Work required:
Transcribe the records below exactly, leaving out any pictures.

[Saved data entries]
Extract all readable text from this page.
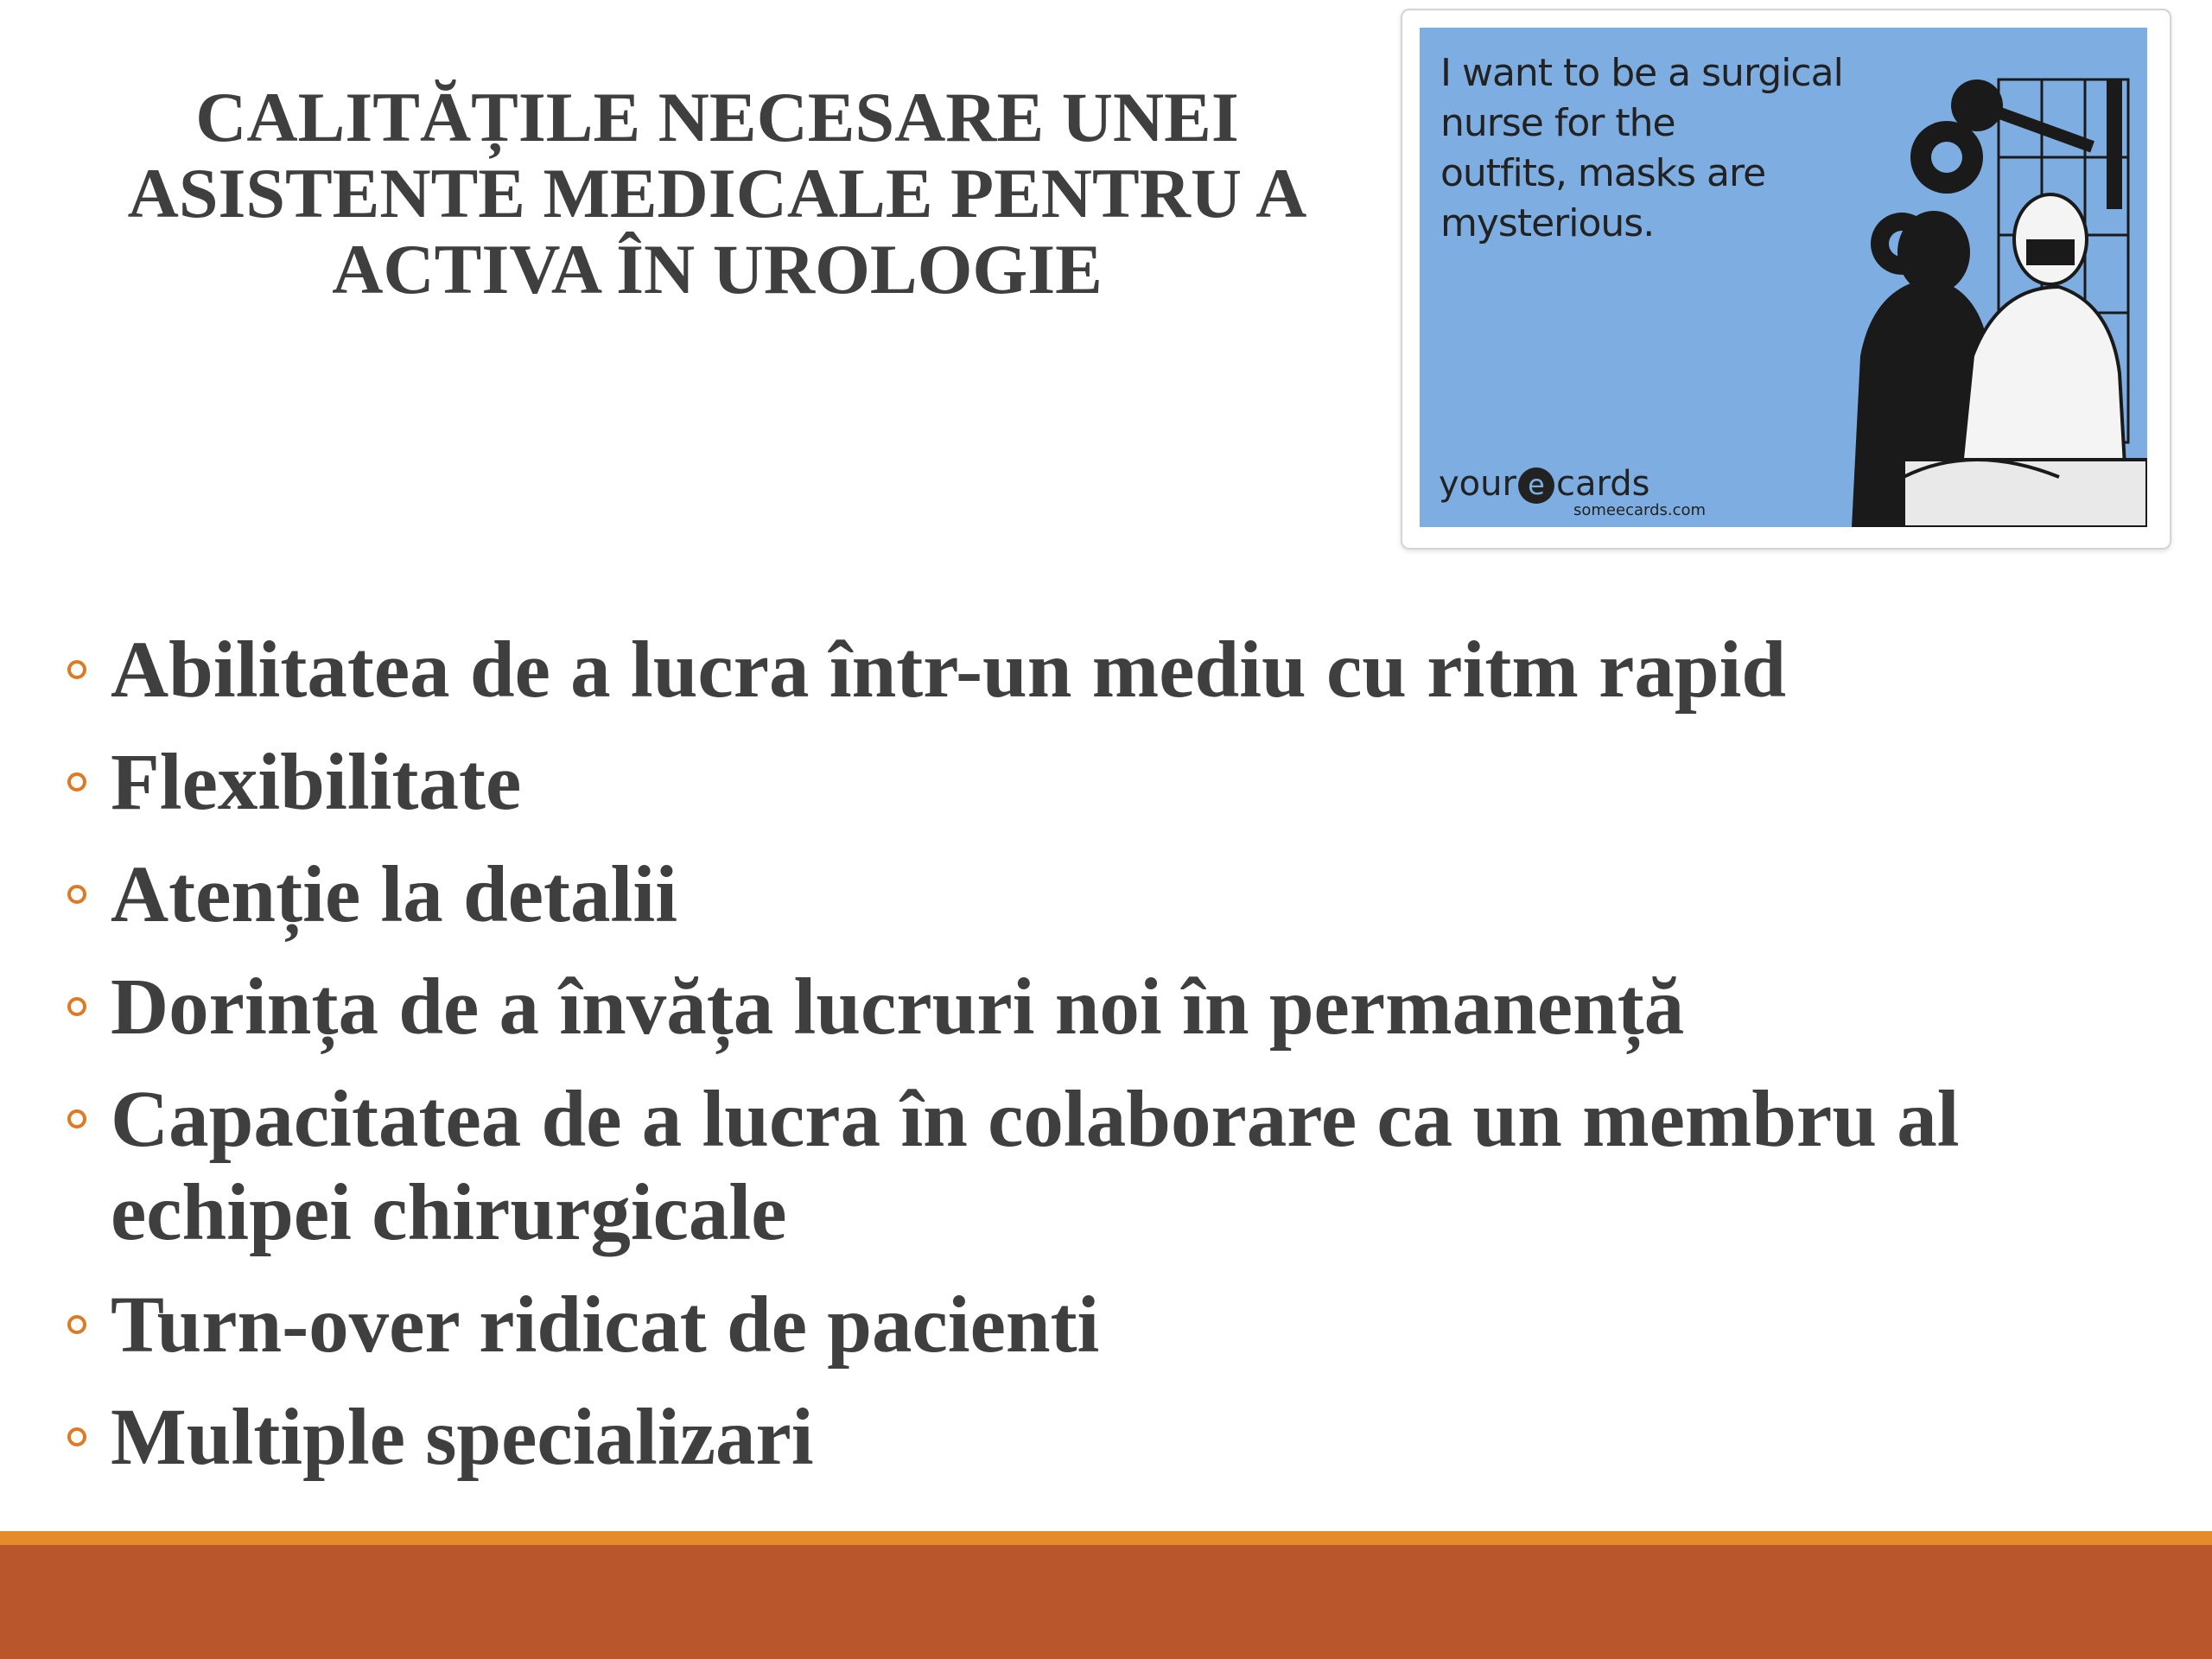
CALITĂȚILE NECESARE UNEI
ASISTENTE MEDICALE PENTRU A
ACTIVA ÎN UROLOGIE
I want to be a surgical
nurse for the
outfits, masks are
mysterious.
your e cards
someecards.com
Abilitatea de a lucra într-un mediu cu ritm rapid
Flexibilitate
Atenție la detalii
Dorința de a învăța lucruri noi în permanență
Capacitatea de a lucra în colaborare ca un membru al echipei chirurgicale
Turn-over ridicat de pacienti
Multiple specializari
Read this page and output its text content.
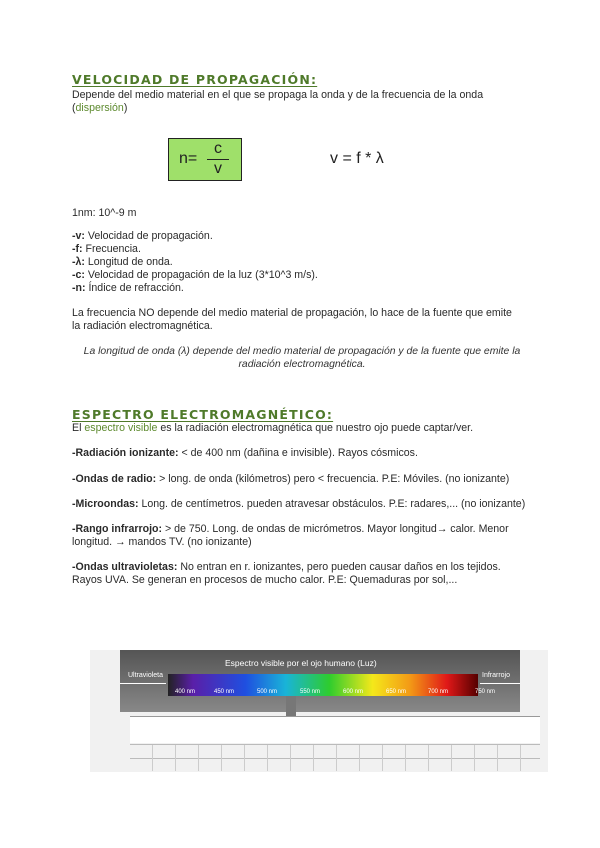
VELOCIDAD DE PROPAGACIÓN:
Depende del medio material en el que se propaga la onda y de la frecuencia de la onda
(dispersión)
n=
c
v
v = f * λ
1nm: 10^-9 m
-v: Velocidad de propagación.
-f: Frecuencia.
-λ: Longitud de onda.
-c: Velocidad de propagación de la luz (3*10^3 m/s).
-n: Índice de refracción.
La frecuencia NO depende del medio material de propagación, lo hace de la fuente que emite la radiación electromagnética.
La longitud de onda (λ) depende del medio material de propagación y de la fuente que emite la radiación electromagnética.
ESPECTRO ELECTROMAGNÉTICO:
El espectro visible es la radiación electromagnética que nuestro ojo puede captar/ver.
-Radiación ionizante: < de 400 nm (dañina e invisible). Rayos cósmicos.
-Ondas de radio: > long. de onda (kilómetros) pero < frecuencia. P.E: Móviles. (no ionizante)
-Microondas: Long. de centímetros. pueden atravesar obstáculos. P.E: radares,... (no ionizante)
-Rango infrarrojo: > de 750. Long. de ondas de micrómetros. Mayor longitud→ calor. Menor longitud. → mandos TV. (no ionizante)
-Ondas ultravioletas: No entran en r. ionizantes, pero pueden causar daños en los tejidos. Rayos UVA. Se generan en procesos de mucho calor. P.E: Quemaduras por sol,...
Espectro visible por el ojo humano (Luz)
Ultravioleta	Infrarrojo
400 nm	450 nm	500 nm	550 nm	600 nm	650 nm	700 nm	750 nm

Answer to this task:
Extract all readable text from this page.
CALITĂȚILE NECESARE UNEI
ASISTENTE MEDICALE PENTRU A
ACTIVA ÎN UROLOGIE
I want to be a surgical
nurse for the
outfits, masks are
mysterious.
your e cards
someecards.com
Abilitatea de a lucra într-un mediu cu ritm rapid
Flexibilitate
Atenție la detalii
Dorința de a învăța lucruri noi în permanență
Capacitatea de a lucra în colaborare ca un membru al echipei chirurgicale
Turn-over ridicat de pacienti
Multiple specializari
Read this page and output its text content.
VELOCIDAD DE PROPAGACIÓN:
Depende del medio material en el que se propaga la onda y de la frecuencia de la onda
(dispersión)
n=
c
v
v = f * λ
1nm: 10^-9 m
-v: Velocidad de propagación.
-f: Frecuencia.
-λ: Longitud de onda.
-c: Velocidad de propagación de la luz (3*10^3 m/s).
-n: Índice de refracción.
La frecuencia NO depende del medio material de propagación, lo hace de la fuente que emite la radiación electromagnética.
La longitud de onda (λ) depende del medio material de propagación y de la fuente que emite la radiación electromagnética.
ESPECTRO ELECTROMAGNÉTICO:
El espectro visible es la radiación electromagnética que nuestro ojo puede captar/ver.
-Radiación ionizante: < de 400 nm (dañina e invisible). Rayos cósmicos.
-Ondas de radio: > long. de onda (kilómetros) pero < frecuencia. P.E: Móviles. (no ionizante)
-Microondas: Long. de centímetros. pueden atravesar obstáculos. P.E: radares,... (no ionizante)
-Rango infrarrojo: > de 750. Long. de ondas de micrómetros. Mayor longitud→ calor. Menor longitud. → mandos TV. (no ionizante)
-Ondas ultravioletas: No entran en r. ionizantes, pero pueden causar daños en los tejidos. Rayos UVA. Se generan en procesos de mucho calor. P.E: Quemaduras por sol,...
Espectro visible por el ojo humano (Luz)
Ultravioleta	Infrarrojo
400 nm	450 nm	500 nm	550 nm	600 nm	650 nm	700 nm	750 nm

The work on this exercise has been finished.